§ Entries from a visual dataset
▬▬▬▬▬▬▬▬▬▬
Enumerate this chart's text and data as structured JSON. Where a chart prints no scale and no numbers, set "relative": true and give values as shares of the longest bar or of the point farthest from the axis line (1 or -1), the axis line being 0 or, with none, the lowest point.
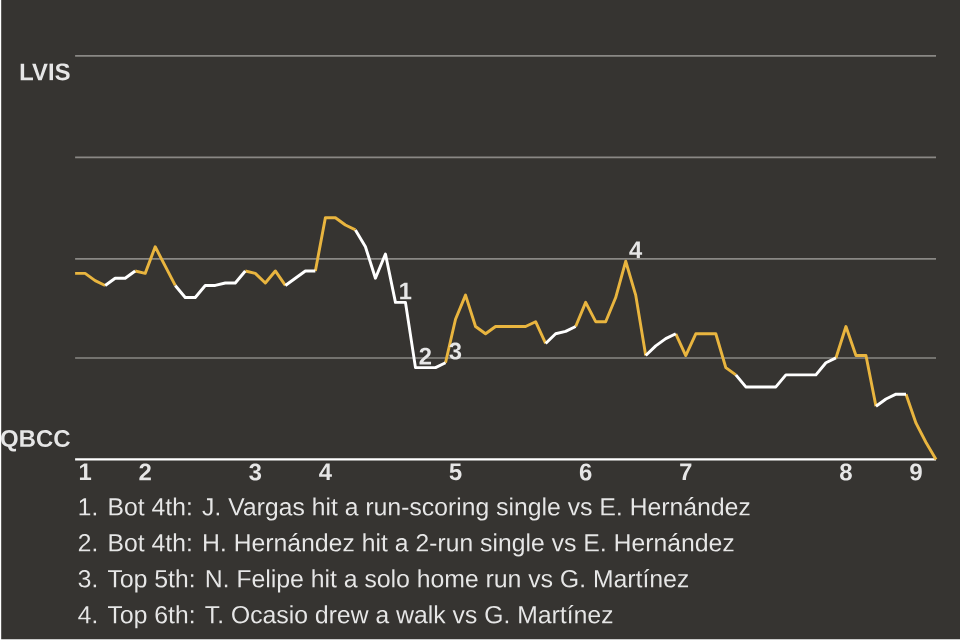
{
  "chart_data": {
    "type": "line",
    "relative": true,
    "categories": [
      null,
      "1",
      null,
      null,
      null,
      null,
      null,
      "2",
      null,
      null,
      null,
      null,
      null,
      null,
      null,
      null,
      null,
      null,
      "3",
      null,
      null,
      null,
      null,
      null,
      null,
      "4",
      null,
      null,
      null,
      null,
      null,
      null,
      null,
      null,
      null,
      null,
      null,
      null,
      "5",
      null,
      null,
      null,
      null,
      null,
      null,
      null,
      null,
      null,
      null,
      null,
      null,
      "6",
      null,
      null,
      null,
      null,
      null,
      null,
      null,
      null,
      null,
      "7",
      null,
      null,
      null,
      null,
      null,
      null,
      null,
      null,
      null,
      null,
      null,
      null,
      null,
      null,
      null,
      "8",
      null,
      null,
      null,
      null,
      null,
      null,
      "9",
      null,
      null
    ],
    "marker": "none",
    "line_style": "solid",
    "ref_lines": [
      {
        "axis": "y",
        "value": 0.42,
        "color": "#8a8885"
      },
      {
        "axis": "y",
        "value": 0.83,
        "color": "#8a8885"
      },
      {
        "axis": "y",
        "value": 1.25,
        "color": "#8a8885"
      },
      {
        "axis": "y",
        "value": 1.67,
        "color": "#8a8885"
      }
    ],
    "series": [
      {
        "color": "#e9b53f",
        "values": [
          0.77,
          0.77,
          0.74,
          0.72,
          null,
          null,
          0.78,
          0.77,
          0.88,
          0.8,
          0.72,
          null,
          null,
          null,
          null,
          null,
          null,
          0.78,
          0.77,
          0.73,
          0.78,
          0.72,
          null,
          null,
          0.78,
          1,
          1,
          0.97,
          0.95,
          null,
          null,
          null,
          null,
          null,
          null,
          null,
          null,
          0.4,
          0.58,
          0.68,
          0.55,
          0.52,
          0.55,
          0.55,
          0.55,
          0.55,
          0.57,
          0.48,
          null,
          null,
          0.55,
          0.65,
          0.57,
          0.57,
          0.67,
          0.82,
          0.68,
          0.43,
          null,
          null,
          0.52,
          0.43,
          0.52,
          0.52,
          0.52,
          0.38,
          0.35,
          null,
          null,
          null,
          null,
          null,
          null,
          null,
          null,
          null,
          0.42,
          0.55,
          0.43,
          0.43,
          0.22,
          null,
          null,
          0.27,
          0.15,
          0.07,
          0
        ]
      },
      {
        "color": "#ffffff",
        "values": [
          null,
          null,
          null,
          0.72,
          0.75,
          0.75,
          0.78,
          null,
          null,
          null,
          0.72,
          0.67,
          0.67,
          0.72,
          0.72,
          0.73,
          0.73,
          0.78,
          null,
          null,
          null,
          0.72,
          0.75,
          0.78,
          0.78,
          null,
          null,
          null,
          0.95,
          0.88,
          0.75,
          0.85,
          0.65,
          0.65,
          0.38,
          0.38,
          0.38,
          0.4,
          null,
          null,
          null,
          null,
          null,
          null,
          null,
          null,
          null,
          0.48,
          0.52,
          0.53,
          0.55,
          null,
          null,
          null,
          null,
          null,
          null,
          0.43,
          0.47,
          0.5,
          0.52,
          null,
          null,
          null,
          null,
          null,
          0.35,
          0.3,
          0.3,
          0.3,
          0.3,
          0.35,
          0.35,
          0.35,
          0.35,
          0.4,
          0.42,
          null,
          null,
          null,
          0.22,
          0.25,
          0.27,
          0.27,
          null,
          null,
          null
        ]
      }
    ],
    "annotations": [
      "LVIS",
      "QBCC",
      {
        "text": "1",
        "y": 0.65
      },
      {
        "text": "2",
        "y": 0.38
      },
      {
        "text": "3",
        "y": 0.4
      },
      {
        "text": "4",
        "y": 0.82
      },
      "1. Bot 4th: J. Vargas hit a run-scoring single vs E. Hernández",
      "2. Bot 4th: H. Hernández hit a 2-run single vs E. Hernández",
      "3. Top 5th: N. Felipe hit a solo home run vs G. Martínez",
      "4. Top 6th: T. Ocasio drew a walk vs G. Martínez"
    ]
  }
}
▬▬▬▬▬▬▬▬▬▬
§ TASK DIRECTIONS
Show each line in the entries that holds the string "Hernández".

§ WRITTEN ANSWER
      "1. Bot 4th: J. Vargas hit a run-scoring single vs E. Hernández",
      "2. Bot 4th: H. Hernández hit a 2-run single vs E. Hernández",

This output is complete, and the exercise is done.